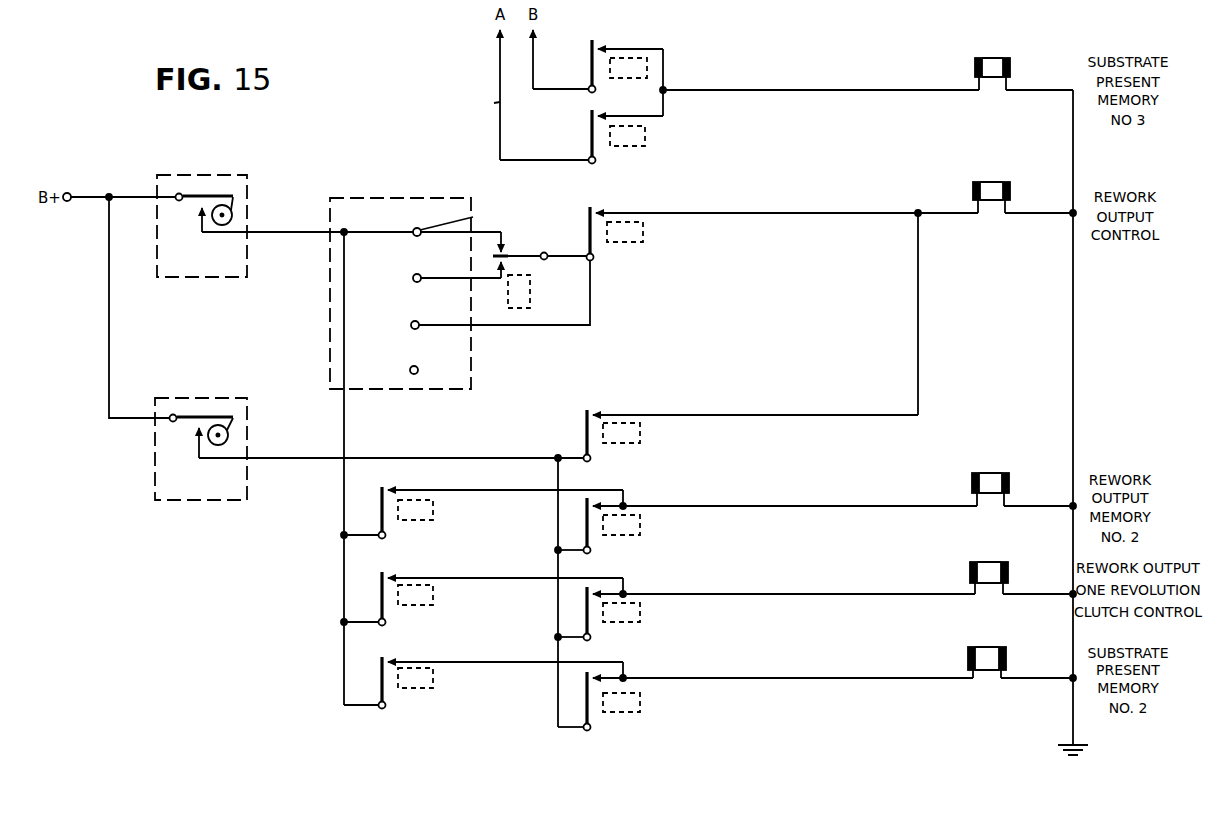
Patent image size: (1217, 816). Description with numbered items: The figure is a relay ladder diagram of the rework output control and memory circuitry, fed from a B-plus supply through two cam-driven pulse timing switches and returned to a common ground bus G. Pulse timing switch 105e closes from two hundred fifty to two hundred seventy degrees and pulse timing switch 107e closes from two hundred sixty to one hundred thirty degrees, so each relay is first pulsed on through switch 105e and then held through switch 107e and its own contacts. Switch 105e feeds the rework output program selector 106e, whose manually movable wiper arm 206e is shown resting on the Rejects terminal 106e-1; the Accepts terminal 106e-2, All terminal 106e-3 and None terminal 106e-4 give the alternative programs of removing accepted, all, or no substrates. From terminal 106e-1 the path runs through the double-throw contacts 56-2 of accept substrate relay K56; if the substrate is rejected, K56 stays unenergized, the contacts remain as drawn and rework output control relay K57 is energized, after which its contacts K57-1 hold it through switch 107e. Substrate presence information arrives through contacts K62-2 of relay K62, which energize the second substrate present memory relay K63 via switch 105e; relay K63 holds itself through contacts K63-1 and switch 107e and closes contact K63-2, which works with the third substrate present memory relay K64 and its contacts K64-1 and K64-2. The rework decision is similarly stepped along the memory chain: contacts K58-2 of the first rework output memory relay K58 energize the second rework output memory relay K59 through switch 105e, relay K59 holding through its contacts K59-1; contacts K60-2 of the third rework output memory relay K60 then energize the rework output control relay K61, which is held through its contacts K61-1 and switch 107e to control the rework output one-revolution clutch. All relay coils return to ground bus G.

The pulse timing switch 105e is at (167, 280).
The pulse timing switch 107e is at (213, 503).
The rework output program selector 106e is at (470, 213).
The Rejects terminal 106e-1 is at (473, 217).
The Accepts terminal 106e-2 is at (417, 282).
The All terminal 106e-3 is at (388, 313).
The None terminal 106e-4 is at (398, 357).
The wiper arm 206e is at (363, 237).
The relay contacts K56-2 56-2 is at (507, 254).
The accept substrate relay K56 is at (530, 296).
The relay contacts K64-1 is at (601, 46).
The relay contact K63-2 is at (597, 112).
The relay contacts K64-2 is at (596, 210).
The third substrate present memory relay K64 is at (645, 80).
The second substrate present memory relay K63 is at (646, 144).
The rework output control relay K57 is at (640, 441).
The relay contacts K57-1 is at (593, 413).
The relay contacts K58-2 is at (390, 489).
The first rework output memory relay K58 is at (433, 518).
The relay contacts K59-1 is at (593, 502).
The second rework output memory relay K59 is at (640, 533).
The relay contacts K60-2 is at (390, 577).
The third rework output memory relay K60 is at (433, 603).
The relay contacts K61-1 is at (593, 590).
The rework output control relay K61 is at (640, 620).
The relay contacts K62-2 is at (390, 661).
The substrate present memory relay K62 is at (433, 686).
The relay contacts K63-1 is at (593, 672).
The ground bus G is at (1075, 327).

YOUR GOAL ▸
Print everything from the first of the rows up to and including the line containing "The pulse timing switch 107e", leaving out the pictures.

WORKED SOLUTION ▸
Patent image size: (1217, 816). Description with numbered items: The figure is a relay ladder diagram of the rework output control and memory circuitry, fed from a B-plus supply through two cam-driven pulse timing switches and returned to a common ground bus G. Pulse timing switch 105e closes from two hundred fifty to two hundred seventy degrees and pulse timing switch 107e closes from two hundred sixty to one hundred thirty degrees, so each relay is first pulsed on through switch 105e and then held through switch 107e and its own contacts. Switch 105e feeds the rework output program selector 106e, whose manually movable wiper arm 206e is shown resting on the Rejects terminal 106e-1; the Accepts terminal 106e-2, All terminal 106e-3 and None terminal 106e-4 give the alternative programs of removing accepted, all, or no substrates. From terminal 106e-1 the path runs through the double-throw contacts 56-2 of accept substrate relay K56; if the substrate is rejected, K56 stays unenergized, the contacts remain as drawn and rework output control relay K57 is energized, after which its contacts K57-1 hold it through switch 107e. Substrate presence information arrives through contacts K62-2 of relay K62, which energize the second substrate present memory relay K63 via switch 105e; relay K63 holds itself through contacts K63-1 and switch 107e and closes contact K63-2, which works with the third substrate present memory relay K64 and its contacts K64-1 and K64-2. The rework decision is similarly stepped along the memory chain: contacts K58-2 of the first rework output memory relay K58 energize the second rework output memory relay K59 through switch 105e, relay K59 holding through its contacts K59-1; contacts K60-2 of the third rework output memory relay K60 then energize the rework output control relay K61, which is held through its contacts K61-1 and switch 107e to control the rework output one-revolution clutch. All relay coils return to ground bus G.

The pulse timing switch 105e is at (167, 280).
The pulse timing switch 107e is at (213, 503).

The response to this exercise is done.